Problem to solve – Answer with one number: how many lines hold "training".

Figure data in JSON
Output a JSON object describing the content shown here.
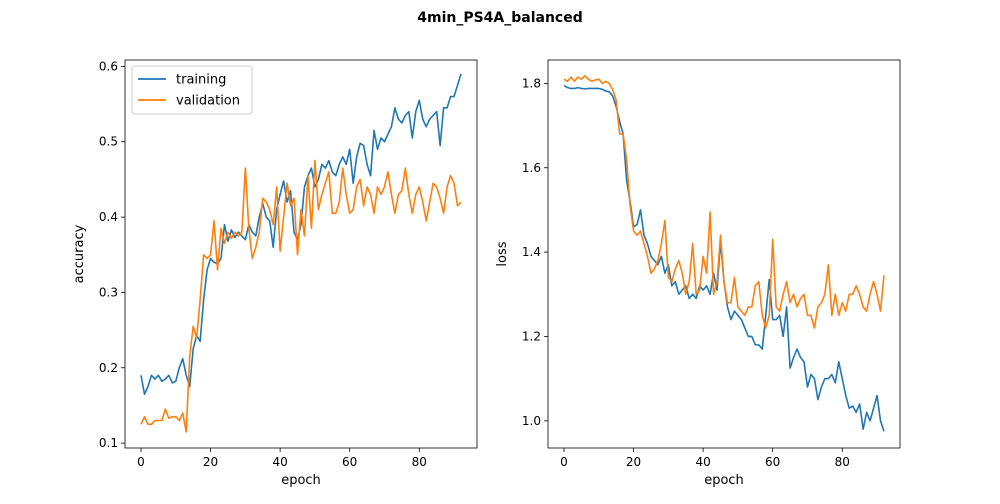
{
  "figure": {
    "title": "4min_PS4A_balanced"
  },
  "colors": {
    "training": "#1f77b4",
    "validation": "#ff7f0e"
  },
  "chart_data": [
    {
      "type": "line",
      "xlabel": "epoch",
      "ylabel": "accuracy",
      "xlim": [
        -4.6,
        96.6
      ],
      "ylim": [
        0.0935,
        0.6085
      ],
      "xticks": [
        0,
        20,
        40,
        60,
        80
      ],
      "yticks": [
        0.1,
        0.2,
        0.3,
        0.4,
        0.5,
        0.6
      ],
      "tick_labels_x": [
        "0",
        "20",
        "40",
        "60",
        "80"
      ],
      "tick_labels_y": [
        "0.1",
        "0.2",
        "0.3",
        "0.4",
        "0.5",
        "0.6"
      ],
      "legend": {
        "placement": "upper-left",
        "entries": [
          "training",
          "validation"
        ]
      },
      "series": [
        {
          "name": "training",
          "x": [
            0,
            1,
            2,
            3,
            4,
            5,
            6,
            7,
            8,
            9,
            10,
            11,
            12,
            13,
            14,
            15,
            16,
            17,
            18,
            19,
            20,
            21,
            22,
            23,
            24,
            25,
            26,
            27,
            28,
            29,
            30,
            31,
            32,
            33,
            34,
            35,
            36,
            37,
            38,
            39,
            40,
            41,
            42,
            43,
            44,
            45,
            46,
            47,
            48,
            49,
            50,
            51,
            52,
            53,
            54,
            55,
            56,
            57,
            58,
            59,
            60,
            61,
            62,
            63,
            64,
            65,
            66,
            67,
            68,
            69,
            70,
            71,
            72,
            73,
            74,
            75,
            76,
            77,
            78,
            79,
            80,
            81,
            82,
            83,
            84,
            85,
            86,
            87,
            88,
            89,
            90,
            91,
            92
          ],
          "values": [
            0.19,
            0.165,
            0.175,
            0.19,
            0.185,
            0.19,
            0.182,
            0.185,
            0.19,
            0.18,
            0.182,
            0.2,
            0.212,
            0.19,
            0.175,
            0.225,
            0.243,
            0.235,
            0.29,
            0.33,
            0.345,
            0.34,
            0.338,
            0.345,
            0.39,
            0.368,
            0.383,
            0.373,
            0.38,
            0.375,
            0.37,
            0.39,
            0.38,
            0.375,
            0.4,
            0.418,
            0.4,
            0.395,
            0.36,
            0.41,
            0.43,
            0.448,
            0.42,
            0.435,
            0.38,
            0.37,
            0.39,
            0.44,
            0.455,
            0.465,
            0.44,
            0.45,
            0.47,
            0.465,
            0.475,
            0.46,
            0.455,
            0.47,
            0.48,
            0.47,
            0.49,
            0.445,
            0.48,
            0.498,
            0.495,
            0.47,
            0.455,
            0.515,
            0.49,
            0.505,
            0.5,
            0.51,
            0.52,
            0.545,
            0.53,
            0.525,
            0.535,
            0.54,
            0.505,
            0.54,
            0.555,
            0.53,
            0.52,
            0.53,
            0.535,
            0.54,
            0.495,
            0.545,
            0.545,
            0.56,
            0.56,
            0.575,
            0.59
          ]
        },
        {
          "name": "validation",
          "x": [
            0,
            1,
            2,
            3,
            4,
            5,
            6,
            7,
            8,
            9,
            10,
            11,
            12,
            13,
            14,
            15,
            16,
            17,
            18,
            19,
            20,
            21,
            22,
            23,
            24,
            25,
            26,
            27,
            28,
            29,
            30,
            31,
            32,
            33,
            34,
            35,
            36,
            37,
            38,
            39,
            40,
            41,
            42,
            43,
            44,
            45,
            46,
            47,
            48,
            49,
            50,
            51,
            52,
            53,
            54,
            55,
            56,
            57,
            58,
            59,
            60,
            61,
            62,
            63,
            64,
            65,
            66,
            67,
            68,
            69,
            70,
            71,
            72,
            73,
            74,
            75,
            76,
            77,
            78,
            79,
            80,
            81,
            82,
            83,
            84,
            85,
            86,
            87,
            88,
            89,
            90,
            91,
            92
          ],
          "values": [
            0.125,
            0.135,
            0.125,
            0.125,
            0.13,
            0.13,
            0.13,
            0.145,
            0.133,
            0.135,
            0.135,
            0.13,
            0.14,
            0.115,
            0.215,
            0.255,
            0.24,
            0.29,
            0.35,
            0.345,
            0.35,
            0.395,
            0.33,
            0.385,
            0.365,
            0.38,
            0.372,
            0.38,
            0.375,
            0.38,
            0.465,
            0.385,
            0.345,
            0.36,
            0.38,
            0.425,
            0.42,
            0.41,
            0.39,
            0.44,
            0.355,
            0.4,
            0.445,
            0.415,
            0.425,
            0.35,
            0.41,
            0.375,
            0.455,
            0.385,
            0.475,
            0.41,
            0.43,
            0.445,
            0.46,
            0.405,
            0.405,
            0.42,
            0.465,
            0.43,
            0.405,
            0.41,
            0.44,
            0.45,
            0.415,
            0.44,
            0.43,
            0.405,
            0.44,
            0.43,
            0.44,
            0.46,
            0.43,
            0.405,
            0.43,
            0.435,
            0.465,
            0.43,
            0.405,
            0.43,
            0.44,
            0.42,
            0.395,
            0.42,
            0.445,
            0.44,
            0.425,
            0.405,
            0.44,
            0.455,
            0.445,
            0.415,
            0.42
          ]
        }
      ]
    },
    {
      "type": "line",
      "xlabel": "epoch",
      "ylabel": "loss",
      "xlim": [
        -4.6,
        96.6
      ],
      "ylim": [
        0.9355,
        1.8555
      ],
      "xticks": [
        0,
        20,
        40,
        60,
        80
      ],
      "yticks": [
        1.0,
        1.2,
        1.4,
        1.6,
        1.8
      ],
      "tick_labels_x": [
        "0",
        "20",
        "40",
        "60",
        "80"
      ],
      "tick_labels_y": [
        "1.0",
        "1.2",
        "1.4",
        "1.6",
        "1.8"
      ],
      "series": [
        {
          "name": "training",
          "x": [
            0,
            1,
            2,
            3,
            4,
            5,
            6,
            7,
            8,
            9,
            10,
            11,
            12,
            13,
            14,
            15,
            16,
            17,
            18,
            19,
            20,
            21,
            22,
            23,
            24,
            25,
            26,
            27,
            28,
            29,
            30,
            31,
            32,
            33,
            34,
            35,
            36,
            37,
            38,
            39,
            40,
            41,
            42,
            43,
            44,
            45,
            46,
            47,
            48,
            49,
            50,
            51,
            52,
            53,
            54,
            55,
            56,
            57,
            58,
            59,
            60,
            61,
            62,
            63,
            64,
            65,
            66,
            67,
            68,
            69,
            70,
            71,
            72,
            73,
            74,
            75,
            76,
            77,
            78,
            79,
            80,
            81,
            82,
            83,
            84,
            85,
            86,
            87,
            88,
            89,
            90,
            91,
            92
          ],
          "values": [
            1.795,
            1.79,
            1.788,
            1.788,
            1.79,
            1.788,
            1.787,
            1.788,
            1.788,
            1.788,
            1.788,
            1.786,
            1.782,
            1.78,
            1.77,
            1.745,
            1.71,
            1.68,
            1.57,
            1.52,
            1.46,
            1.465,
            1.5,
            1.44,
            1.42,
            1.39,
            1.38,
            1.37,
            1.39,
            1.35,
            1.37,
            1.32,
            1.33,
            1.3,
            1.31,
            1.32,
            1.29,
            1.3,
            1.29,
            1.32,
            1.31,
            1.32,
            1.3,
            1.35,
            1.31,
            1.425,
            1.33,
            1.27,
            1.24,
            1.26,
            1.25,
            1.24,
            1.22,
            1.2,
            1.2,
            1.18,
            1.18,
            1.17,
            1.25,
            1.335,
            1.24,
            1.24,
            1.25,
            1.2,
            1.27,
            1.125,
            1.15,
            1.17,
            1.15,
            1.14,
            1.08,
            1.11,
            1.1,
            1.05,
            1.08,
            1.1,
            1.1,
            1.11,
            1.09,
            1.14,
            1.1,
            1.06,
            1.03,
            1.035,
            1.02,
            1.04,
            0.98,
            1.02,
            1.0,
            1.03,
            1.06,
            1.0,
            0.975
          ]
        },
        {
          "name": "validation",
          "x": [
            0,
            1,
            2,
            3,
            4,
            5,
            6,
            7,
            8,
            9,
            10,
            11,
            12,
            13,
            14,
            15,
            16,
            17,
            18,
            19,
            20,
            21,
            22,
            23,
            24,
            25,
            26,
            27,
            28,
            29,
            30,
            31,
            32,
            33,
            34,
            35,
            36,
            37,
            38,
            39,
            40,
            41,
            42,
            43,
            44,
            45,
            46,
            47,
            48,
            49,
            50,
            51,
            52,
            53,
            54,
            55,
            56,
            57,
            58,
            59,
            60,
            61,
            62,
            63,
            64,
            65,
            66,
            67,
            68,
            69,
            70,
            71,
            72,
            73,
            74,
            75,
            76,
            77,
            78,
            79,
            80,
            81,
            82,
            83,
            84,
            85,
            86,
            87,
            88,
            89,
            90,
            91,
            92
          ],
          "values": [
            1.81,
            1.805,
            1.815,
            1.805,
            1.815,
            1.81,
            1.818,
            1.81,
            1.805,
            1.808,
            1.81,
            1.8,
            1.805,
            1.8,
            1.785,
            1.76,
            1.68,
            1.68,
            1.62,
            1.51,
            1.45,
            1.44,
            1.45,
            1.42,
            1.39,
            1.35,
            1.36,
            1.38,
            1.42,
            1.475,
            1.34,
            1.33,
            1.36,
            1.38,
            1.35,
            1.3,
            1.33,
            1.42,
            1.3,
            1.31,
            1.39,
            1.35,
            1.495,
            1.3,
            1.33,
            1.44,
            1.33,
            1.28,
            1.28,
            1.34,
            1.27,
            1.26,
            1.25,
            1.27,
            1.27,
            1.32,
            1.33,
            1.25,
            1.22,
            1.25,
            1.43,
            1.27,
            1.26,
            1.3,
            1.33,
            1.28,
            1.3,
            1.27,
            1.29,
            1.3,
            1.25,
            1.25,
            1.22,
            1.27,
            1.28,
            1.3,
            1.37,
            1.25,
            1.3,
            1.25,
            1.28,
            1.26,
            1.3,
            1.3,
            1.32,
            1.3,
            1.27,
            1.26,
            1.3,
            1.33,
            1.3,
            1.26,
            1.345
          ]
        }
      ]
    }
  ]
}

Reply to the exercise – 4